Dataset items
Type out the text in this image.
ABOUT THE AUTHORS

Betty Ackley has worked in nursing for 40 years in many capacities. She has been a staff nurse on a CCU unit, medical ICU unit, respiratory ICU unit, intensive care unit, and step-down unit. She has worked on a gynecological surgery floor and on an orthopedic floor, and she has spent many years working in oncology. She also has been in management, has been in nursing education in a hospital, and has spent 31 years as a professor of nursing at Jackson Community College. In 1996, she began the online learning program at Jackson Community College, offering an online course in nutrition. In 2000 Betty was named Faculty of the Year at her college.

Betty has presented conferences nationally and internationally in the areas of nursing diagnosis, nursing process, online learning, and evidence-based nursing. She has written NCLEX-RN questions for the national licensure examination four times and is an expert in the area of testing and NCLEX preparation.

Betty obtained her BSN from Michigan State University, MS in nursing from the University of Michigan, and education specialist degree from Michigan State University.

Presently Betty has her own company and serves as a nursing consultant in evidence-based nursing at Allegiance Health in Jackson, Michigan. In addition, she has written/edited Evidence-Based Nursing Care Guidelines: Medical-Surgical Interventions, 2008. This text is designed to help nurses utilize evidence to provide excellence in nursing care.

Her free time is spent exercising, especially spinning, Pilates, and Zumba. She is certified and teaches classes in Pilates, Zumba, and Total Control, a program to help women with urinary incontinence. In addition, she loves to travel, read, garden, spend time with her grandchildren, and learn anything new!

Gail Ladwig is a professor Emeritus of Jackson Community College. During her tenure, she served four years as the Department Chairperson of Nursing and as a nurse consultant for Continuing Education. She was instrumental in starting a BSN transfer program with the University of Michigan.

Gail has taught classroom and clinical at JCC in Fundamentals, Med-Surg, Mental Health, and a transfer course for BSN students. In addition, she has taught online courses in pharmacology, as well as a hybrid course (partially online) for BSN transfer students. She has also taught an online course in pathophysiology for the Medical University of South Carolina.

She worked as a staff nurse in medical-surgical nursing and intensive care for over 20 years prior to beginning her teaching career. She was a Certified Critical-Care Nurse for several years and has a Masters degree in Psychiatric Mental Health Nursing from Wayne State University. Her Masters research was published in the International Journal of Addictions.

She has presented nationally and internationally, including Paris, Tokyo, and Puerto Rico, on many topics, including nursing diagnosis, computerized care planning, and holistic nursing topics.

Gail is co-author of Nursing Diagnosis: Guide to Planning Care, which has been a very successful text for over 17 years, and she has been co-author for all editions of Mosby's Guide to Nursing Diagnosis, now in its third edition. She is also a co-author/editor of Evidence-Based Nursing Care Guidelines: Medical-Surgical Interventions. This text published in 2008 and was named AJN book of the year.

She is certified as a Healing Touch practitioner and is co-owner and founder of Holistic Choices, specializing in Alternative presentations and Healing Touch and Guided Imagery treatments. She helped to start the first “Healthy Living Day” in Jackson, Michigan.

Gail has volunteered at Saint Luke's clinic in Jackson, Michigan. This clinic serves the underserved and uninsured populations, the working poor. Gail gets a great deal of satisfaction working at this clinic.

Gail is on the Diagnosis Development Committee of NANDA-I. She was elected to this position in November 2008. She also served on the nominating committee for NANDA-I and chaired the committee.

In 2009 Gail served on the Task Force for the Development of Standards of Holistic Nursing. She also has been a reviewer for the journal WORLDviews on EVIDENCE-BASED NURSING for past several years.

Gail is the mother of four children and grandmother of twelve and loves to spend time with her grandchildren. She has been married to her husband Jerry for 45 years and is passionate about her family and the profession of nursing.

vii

DIRECTIVE
Here, the records must be output exactly and in full.

FINISHED ANSWER
Type out the text in this image.
ABOUT THE AUTHORS

Betty Ackley has worked in nursing for 40 years in many capacities. She has been a staff nurse on a CCU unit, medical ICU unit, respiratory ICU unit, intensive care unit, and step-down unit. She has worked on a gynecological surgery floor and on an orthopedic floor, and she has spent many years working in oncology. She also has been in management, has been in nursing education in a hospital, and has spent 31 years as a professor of nursing at Jackson Community College. In 1996, she began the online learning program at Jackson Community College, offering an online course in nutrition. In 2000 Betty was named Faculty of the Year at her college.

Betty has presented conferences nationally and internationally in the areas of nursing diagnosis, nursing process, online learning, and evidence-based nursing. She has written NCLEX-RN questions for the national licensure examination four times and is an expert in the area of testing and NCLEX preparation.

Betty obtained her BSN from Michigan State University, MS in nursing from the University of Michigan, and education specialist degree from Michigan State University.

Presently Betty has her own company and serves as a nursing consultant in evidence-based nursing at Allegiance Health in Jackson, Michigan. In addition, she has written/edited Evidence-Based Nursing Care Guidelines: Medical-Surgical Interventions, 2008. This text is designed to help nurses utilize evidence to provide excellence in nursing care.

Her free time is spent exercising, especially spinning, Pilates, and Zumba. She is certified and teaches classes in Pilates, Zumba, and Total Control, a program to help women with urinary incontinence. In addition, she loves to travel, read, garden, spend time with her grandchildren, and learn anything new!

Gail Ladwig is a professor Emeritus of Jackson Community College. During her tenure, she served four years as the Department Chairperson of Nursing and as a nurse consultant for Continuing Education. She was instrumental in starting a BSN transfer program with the University of Michigan.

Gail has taught classroom and clinical at JCC in Fundamentals, Med-Surg, Mental Health, and a transfer course for BSN students. In addition, she has taught online courses in pharmacology, as well as a hybrid course (partially online) for BSN transfer students. She has also taught an online course in pathophysiology for the Medical University of South Carolina.

She worked as a staff nurse in medical-surgical nursing and intensive care for over 20 years prior to beginning her teaching career. She was a Certified Critical-Care Nurse for several years and has a Masters degree in Psychiatric Mental Health Nursing from Wayne State University. Her Masters research was published in the International Journal of Addictions.

She has presented nationally and internationally, including Paris, Tokyo, and Puerto Rico, on many topics, including nursing diagnosis, computerized care planning, and holistic nursing topics.

Gail is co-author of Nursing Diagnosis: Guide to Planning Care, which has been a very successful text for over 17 years, and she has been co-author for all editions of Mosby's Guide to Nursing Diagnosis, now in its third edition. She is also a co-author/editor of Evidence-Based Nursing Care Guidelines: Medical-Surgical Interventions. This text published in 2008 and was named AJN book of the year.

She is certified as a Healing Touch practitioner and is co-owner and founder of Holistic Choices, specializing in Alternative presentations and Healing Touch and Guided Imagery treatments. She helped to start the first “Healthy Living Day” in Jackson, Michigan.

Gail has volunteered at Saint Luke's clinic in Jackson, Michigan. This clinic serves the underserved and uninsured populations, the working poor. Gail gets a great deal of satisfaction working at this clinic.

Gail is on the Diagnosis Development Committee of NANDA-I. She was elected to this position in November 2008. She also served on the nominating committee for NANDA-I and chaired the committee.

In 2009 Gail served on the Task Force for the Development of Standards of Holistic Nursing. She also has been a reviewer for the journal WORLDviews on EVIDENCE-BASED NURSING for past several years.

Gail is the mother of four children and grandmother of twelve and loves to spend time with her grandchildren. She has been married to her husband Jerry for 45 years and is passionate about her family and the profession of nursing.

vii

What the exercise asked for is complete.